- What to produce
Report only the number of lines holding "document".
========
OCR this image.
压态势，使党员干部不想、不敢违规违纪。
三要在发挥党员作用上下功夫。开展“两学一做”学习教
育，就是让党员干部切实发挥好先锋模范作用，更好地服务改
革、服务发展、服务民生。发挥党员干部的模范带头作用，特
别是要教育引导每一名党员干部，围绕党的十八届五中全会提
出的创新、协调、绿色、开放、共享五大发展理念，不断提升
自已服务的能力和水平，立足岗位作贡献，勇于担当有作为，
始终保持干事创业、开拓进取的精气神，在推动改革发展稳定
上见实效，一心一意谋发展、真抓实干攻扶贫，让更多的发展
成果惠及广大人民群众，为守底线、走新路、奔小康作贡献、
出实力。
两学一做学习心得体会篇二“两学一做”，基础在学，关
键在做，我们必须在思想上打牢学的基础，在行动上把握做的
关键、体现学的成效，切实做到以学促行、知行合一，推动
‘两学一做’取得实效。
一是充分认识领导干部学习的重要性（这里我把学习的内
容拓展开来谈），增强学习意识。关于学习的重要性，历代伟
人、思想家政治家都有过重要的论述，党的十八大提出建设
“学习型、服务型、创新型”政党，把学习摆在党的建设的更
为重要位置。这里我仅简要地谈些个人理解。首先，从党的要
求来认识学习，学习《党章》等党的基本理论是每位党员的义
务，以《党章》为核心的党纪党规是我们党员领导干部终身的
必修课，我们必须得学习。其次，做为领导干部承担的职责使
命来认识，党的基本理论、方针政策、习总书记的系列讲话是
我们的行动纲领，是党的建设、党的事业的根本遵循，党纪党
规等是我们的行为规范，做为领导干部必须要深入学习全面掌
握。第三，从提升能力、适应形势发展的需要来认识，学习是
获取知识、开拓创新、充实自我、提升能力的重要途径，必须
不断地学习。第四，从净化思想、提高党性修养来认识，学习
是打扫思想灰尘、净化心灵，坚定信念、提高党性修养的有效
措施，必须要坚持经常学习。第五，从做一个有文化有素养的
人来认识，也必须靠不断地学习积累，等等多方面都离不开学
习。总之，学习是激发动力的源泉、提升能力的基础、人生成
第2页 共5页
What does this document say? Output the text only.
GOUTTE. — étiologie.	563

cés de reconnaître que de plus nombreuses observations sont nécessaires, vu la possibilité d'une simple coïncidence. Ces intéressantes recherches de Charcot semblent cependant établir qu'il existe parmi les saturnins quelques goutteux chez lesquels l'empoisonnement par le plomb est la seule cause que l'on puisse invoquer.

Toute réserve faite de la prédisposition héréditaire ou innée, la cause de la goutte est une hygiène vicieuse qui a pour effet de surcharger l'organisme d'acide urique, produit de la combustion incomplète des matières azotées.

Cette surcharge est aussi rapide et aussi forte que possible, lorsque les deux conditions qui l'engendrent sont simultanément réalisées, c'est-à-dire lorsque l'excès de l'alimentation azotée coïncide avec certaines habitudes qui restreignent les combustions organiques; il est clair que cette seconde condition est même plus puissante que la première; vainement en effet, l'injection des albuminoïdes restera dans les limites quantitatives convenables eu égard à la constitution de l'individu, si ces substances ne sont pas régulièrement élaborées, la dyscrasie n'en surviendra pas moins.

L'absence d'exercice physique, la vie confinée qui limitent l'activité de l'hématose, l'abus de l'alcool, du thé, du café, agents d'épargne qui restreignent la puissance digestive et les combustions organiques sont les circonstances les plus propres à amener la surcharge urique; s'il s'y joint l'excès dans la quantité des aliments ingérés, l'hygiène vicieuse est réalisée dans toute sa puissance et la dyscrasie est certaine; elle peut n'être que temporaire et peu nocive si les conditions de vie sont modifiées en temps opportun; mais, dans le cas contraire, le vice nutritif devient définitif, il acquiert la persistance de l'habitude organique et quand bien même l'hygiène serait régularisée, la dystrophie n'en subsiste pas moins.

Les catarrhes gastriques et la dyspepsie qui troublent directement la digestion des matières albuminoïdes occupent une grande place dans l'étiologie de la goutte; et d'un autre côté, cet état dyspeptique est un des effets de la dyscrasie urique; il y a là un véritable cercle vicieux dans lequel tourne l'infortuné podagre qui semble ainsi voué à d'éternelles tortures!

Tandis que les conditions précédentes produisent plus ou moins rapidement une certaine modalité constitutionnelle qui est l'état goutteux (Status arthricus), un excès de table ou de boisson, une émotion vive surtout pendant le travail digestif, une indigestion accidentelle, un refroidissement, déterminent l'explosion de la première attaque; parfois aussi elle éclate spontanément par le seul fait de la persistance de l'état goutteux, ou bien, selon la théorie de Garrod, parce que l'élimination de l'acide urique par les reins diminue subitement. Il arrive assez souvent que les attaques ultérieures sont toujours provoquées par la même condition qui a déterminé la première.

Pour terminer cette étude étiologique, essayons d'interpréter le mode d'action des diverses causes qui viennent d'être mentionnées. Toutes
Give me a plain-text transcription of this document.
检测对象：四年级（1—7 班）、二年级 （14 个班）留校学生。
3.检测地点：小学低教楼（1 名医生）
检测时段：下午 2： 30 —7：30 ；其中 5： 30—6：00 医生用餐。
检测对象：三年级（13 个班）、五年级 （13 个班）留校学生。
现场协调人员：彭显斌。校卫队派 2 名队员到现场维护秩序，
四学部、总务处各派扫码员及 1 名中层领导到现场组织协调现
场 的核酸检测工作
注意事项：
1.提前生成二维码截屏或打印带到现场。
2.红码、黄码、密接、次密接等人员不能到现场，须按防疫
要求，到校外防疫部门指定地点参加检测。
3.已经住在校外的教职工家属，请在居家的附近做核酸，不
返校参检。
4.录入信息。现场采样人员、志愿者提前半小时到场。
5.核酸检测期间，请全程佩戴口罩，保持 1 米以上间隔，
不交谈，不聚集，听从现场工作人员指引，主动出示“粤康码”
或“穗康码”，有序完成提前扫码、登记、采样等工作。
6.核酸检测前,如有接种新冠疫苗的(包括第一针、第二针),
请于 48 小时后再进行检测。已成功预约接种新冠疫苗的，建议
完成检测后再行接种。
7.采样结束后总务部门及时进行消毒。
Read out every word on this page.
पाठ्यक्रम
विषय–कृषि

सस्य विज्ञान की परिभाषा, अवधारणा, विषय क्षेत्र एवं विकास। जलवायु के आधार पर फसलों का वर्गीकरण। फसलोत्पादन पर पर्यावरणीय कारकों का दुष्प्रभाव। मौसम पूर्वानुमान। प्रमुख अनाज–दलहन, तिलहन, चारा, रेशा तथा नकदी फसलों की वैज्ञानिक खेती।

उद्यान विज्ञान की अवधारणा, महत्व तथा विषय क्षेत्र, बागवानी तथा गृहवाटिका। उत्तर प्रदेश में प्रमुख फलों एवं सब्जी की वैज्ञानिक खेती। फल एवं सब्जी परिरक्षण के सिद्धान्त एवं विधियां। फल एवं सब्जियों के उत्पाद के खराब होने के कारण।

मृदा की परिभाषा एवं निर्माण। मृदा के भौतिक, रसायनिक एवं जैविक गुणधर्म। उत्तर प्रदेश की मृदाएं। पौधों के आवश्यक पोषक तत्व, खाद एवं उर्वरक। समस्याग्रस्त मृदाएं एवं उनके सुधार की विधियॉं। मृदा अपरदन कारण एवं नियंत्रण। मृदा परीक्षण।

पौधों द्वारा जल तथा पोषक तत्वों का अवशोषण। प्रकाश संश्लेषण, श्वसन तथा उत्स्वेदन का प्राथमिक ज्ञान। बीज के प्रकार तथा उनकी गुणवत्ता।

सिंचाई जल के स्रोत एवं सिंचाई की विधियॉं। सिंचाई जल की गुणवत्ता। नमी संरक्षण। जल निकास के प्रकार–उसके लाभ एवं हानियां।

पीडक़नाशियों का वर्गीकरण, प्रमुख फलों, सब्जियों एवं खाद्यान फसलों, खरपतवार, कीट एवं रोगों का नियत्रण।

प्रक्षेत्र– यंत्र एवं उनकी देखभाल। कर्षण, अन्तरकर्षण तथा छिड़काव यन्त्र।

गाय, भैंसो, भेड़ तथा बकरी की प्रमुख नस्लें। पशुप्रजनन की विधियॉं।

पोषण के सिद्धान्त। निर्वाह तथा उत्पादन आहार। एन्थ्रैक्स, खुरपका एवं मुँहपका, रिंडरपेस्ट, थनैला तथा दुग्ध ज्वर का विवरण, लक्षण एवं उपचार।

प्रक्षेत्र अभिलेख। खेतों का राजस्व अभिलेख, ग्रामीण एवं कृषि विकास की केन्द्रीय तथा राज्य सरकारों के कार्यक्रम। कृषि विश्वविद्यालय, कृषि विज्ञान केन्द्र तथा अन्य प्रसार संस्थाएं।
========
- Problem solution
2